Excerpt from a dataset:
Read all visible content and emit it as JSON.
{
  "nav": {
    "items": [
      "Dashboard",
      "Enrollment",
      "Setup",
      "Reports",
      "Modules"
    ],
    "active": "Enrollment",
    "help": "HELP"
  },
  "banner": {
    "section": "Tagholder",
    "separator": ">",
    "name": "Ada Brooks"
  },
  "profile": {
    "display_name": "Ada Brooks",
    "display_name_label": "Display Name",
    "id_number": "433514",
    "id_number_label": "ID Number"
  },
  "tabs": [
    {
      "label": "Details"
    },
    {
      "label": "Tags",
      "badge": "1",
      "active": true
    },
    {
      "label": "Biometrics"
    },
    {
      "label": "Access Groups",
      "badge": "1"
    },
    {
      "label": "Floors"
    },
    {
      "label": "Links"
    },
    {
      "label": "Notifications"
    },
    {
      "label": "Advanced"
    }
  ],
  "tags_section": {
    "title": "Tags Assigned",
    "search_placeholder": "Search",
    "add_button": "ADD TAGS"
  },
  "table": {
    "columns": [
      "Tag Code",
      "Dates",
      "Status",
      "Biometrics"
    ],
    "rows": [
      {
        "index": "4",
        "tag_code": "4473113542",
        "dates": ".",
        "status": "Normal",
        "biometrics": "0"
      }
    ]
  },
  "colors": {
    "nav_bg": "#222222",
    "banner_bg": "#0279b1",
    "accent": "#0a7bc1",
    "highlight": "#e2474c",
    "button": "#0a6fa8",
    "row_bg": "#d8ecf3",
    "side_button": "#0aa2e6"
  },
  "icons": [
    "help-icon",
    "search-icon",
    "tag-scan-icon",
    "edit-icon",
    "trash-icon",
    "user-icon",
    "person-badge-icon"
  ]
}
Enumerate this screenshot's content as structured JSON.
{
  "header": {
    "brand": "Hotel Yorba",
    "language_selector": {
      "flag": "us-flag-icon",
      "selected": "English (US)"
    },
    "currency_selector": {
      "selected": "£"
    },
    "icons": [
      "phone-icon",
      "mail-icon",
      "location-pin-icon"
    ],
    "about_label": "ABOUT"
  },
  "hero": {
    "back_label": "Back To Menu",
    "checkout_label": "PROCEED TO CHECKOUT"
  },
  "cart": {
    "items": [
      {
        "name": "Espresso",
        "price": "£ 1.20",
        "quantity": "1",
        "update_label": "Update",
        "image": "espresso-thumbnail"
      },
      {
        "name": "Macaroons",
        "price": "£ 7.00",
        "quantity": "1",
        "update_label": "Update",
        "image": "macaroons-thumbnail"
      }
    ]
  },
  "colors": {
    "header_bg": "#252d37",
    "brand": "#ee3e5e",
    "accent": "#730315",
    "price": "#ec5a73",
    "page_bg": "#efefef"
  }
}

The request: Make an exact copy of the listing, including every line.

Problem solution:
Read all visible content and emit it as JSON.
{
  "nav": {
    "items": [
      "Dashboard",
      "Enrollment",
      "Setup",
      "Reports",
      "Modules"
    ],
    "active": "Enrollment",
    "help": "HELP"
  },
  "banner": {
    "section": "Tagholder",
    "separator": ">",
    "name": "Ada Brooks"
  },
  "profile": {
    "display_name": "Ada Brooks",
    "display_name_label": "Display Name",
    "id_number": "433514",
    "id_number_label": "ID Number"
  },
  "tabs": [
    {
      "label": "Details"
    },
    {
      "label": "Tags",
      "badge": "1",
      "active": true
    },
    {
      "label": "Biometrics"
    },
    {
      "label": "Access Groups",
      "badge": "1"
    },
    {
      "label": "Floors"
    },
    {
      "label": "Links"
    },
    {
      "label": "Notifications"
    },
    {
      "label": "Advanced"
    }
  ],
  "tags_section": {
    "title": "Tags Assigned",
    "search_placeholder": "Search",
    "add_button": "ADD TAGS"
  },
  "table": {
    "columns": [
      "Tag Code",
      "Dates",
      "Status",
      "Biometrics"
    ],
    "rows": [
      {
        "index": "4",
        "tag_code": "4473113542",
        "dates": ".",
        "status": "Normal",
        "biometrics": "0"
      }
    ]
  },
  "colors": {
    "nav_bg": "#222222",
    "banner_bg": "#0279b1",
    "accent": "#0a7bc1",
    "highlight": "#e2474c",
    "button": "#0a6fa8",
    "row_bg": "#d8ecf3",
    "side_button": "#0aa2e6"
  },
  "icons": [
    "help-icon",
    "search-icon",
    "tag-scan-icon",
    "edit-icon",
    "trash-icon",
    "user-icon",
    "person-badge-icon"
  ]
}
Enumerate this screenshot's content as structured JSON.
{
  "header": {
    "brand": "Hotel Yorba",
    "language_selector": {
      "flag": "us-flag-icon",
      "selected": "English (US)"
    },
    "currency_selector": {
      "selected": "£"
    },
    "icons": [
      "phone-icon",
      "mail-icon",
      "location-pin-icon"
    ],
    "about_label": "ABOUT"
  },
  "hero": {
    "back_label": "Back To Menu",
    "checkout_label": "PROCEED TO CHECKOUT"
  },
  "cart": {
    "items": [
      {
        "name": "Espresso",
        "price": "£ 1.20",
        "quantity": "1",
        "update_label": "Update",
        "image": "espresso-thumbnail"
      },
      {
        "name": "Macaroons",
        "price": "£ 7.00",
        "quantity": "1",
        "update_label": "Update",
        "image": "macaroons-thumbnail"
      }
    ]
  },
  "colors": {
    "header_bg": "#252d37",
    "brand": "#ee3e5e",
    "accent": "#730315",
    "price": "#ec5a73",
    "page_bg": "#efefef"
  }
}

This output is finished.